Extracted records:
---*---

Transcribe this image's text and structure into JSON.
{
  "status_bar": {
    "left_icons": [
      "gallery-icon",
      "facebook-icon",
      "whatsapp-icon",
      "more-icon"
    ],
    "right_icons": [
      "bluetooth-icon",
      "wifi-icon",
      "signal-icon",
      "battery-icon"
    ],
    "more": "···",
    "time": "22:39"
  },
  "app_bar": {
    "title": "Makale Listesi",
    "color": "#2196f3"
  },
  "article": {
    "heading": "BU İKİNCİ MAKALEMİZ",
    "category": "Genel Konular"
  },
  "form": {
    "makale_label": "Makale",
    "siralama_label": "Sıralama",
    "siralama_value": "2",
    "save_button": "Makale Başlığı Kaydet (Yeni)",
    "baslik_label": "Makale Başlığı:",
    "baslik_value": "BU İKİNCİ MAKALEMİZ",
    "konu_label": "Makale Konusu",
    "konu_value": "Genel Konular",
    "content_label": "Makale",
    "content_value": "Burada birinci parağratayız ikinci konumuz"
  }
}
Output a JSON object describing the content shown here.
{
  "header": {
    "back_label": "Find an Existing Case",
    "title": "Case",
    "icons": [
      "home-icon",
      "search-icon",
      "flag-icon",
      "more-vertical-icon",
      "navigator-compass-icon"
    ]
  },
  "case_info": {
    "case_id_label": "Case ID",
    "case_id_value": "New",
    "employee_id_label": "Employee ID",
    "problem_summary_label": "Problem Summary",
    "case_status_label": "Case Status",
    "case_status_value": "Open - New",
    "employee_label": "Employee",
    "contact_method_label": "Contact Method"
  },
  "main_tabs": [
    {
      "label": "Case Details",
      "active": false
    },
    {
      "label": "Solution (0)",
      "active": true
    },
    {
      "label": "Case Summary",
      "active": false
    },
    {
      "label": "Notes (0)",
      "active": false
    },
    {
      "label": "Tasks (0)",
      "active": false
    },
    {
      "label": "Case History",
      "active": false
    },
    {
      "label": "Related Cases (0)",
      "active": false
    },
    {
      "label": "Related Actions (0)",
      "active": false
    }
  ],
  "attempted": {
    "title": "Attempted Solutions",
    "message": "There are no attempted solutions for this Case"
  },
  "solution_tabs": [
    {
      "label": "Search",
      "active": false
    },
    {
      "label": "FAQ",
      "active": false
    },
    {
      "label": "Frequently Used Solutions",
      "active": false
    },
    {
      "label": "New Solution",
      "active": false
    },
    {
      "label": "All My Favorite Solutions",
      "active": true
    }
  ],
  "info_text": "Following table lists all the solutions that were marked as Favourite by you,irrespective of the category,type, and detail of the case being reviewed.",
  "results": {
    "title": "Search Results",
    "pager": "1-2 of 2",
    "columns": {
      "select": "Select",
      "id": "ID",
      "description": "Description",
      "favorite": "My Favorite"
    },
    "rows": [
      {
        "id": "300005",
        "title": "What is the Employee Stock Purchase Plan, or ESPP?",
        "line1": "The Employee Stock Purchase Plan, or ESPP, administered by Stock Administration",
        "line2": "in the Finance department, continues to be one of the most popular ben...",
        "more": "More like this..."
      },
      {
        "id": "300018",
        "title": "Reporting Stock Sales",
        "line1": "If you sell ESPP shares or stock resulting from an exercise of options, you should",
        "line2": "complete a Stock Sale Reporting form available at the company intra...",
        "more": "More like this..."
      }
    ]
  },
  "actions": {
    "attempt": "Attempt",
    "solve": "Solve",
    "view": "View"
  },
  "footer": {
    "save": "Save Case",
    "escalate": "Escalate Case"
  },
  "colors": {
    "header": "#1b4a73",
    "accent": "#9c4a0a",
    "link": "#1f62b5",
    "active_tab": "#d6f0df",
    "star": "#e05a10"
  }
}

---*---

▸ Problem details
Transcribe every entry exactly.

▸ Result of this task
Transcribe this image's text and structure into JSON.
{
  "status_bar": {
    "left_icons": [
      "gallery-icon",
      "facebook-icon",
      "whatsapp-icon",
      "more-icon"
    ],
    "right_icons": [
      "bluetooth-icon",
      "wifi-icon",
      "signal-icon",
      "battery-icon"
    ],
    "more": "···",
    "time": "22:39"
  },
  "app_bar": {
    "title": "Makale Listesi",
    "color": "#2196f3"
  },
  "article": {
    "heading": "BU İKİNCİ MAKALEMİZ",
    "category": "Genel Konular"
  },
  "form": {
    "makale_label": "Makale",
    "siralama_label": "Sıralama",
    "siralama_value": "2",
    "save_button": "Makale Başlığı Kaydet (Yeni)",
    "baslik_label": "Makale Başlığı:",
    "baslik_value": "BU İKİNCİ MAKALEMİZ",
    "konu_label": "Makale Konusu",
    "konu_value": "Genel Konular",
    "content_label": "Makale",
    "content_value": "Burada birinci parağratayız ikinci konumuz"
  }
}
Output a JSON object describing the content shown here.
{
  "header": {
    "back_label": "Find an Existing Case",
    "title": "Case",
    "icons": [
      "home-icon",
      "search-icon",
      "flag-icon",
      "more-vertical-icon",
      "navigator-compass-icon"
    ]
  },
  "case_info": {
    "case_id_label": "Case ID",
    "case_id_value": "New",
    "employee_id_label": "Employee ID",
    "problem_summary_label": "Problem Summary",
    "case_status_label": "Case Status",
    "case_status_value": "Open - New",
    "employee_label": "Employee",
    "contact_method_label": "Contact Method"
  },
  "main_tabs": [
    {
      "label": "Case Details",
      "active": false
    },
    {
      "label": "Solution (0)",
      "active": true
    },
    {
      "label": "Case Summary",
      "active": false
    },
    {
      "label": "Notes (0)",
      "active": false
    },
    {
      "label": "Tasks (0)",
      "active": false
    },
    {
      "label": "Case History",
      "active": false
    },
    {
      "label": "Related Cases (0)",
      "active": false
    },
    {
      "label": "Related Actions (0)",
      "active": false
    }
  ],
  "attempted": {
    "title": "Attempted Solutions",
    "message": "There are no attempted solutions for this Case"
  },
  "solution_tabs": [
    {
      "label": "Search",
      "active": false
    },
    {
      "label": "FAQ",
      "active": false
    },
    {
      "label": "Frequently Used Solutions",
      "active": false
    },
    {
      "label": "New Solution",
      "active": false
    },
    {
      "label": "All My Favorite Solutions",
      "active": true
    }
  ],
  "info_text": "Following table lists all the solutions that were marked as Favourite by you,irrespective of the category,type, and detail of the case being reviewed.",
  "results": {
    "title": "Search Results",
    "pager": "1-2 of 2",
    "columns": {
      "select": "Select",
      "id": "ID",
      "description": "Description",
      "favorite": "My Favorite"
    },
    "rows": [
      {
        "id": "300005",
        "title": "What is the Employee Stock Purchase Plan, or ESPP?",
        "line1": "The Employee Stock Purchase Plan, or ESPP, administered by Stock Administration",
        "line2": "in the Finance department, continues to be one of the most popular ben...",
        "more": "More like this..."
      },
      {
        "id": "300018",
        "title": "Reporting Stock Sales",
        "line1": "If you sell ESPP shares or stock resulting from an exercise of options, you should",
        "line2": "complete a Stock Sale Reporting form available at the company intra...",
        "more": "More like this..."
      }
    ]
  },
  "actions": {
    "attempt": "Attempt",
    "solve": "Solve",
    "view": "View"
  },
  "footer": {
    "save": "Save Case",
    "escalate": "Escalate Case"
  },
  "colors": {
    "header": "#1b4a73",
    "accent": "#9c4a0a",
    "link": "#1f62b5",
    "active_tab": "#d6f0df",
    "star": "#e05a10"
  }
}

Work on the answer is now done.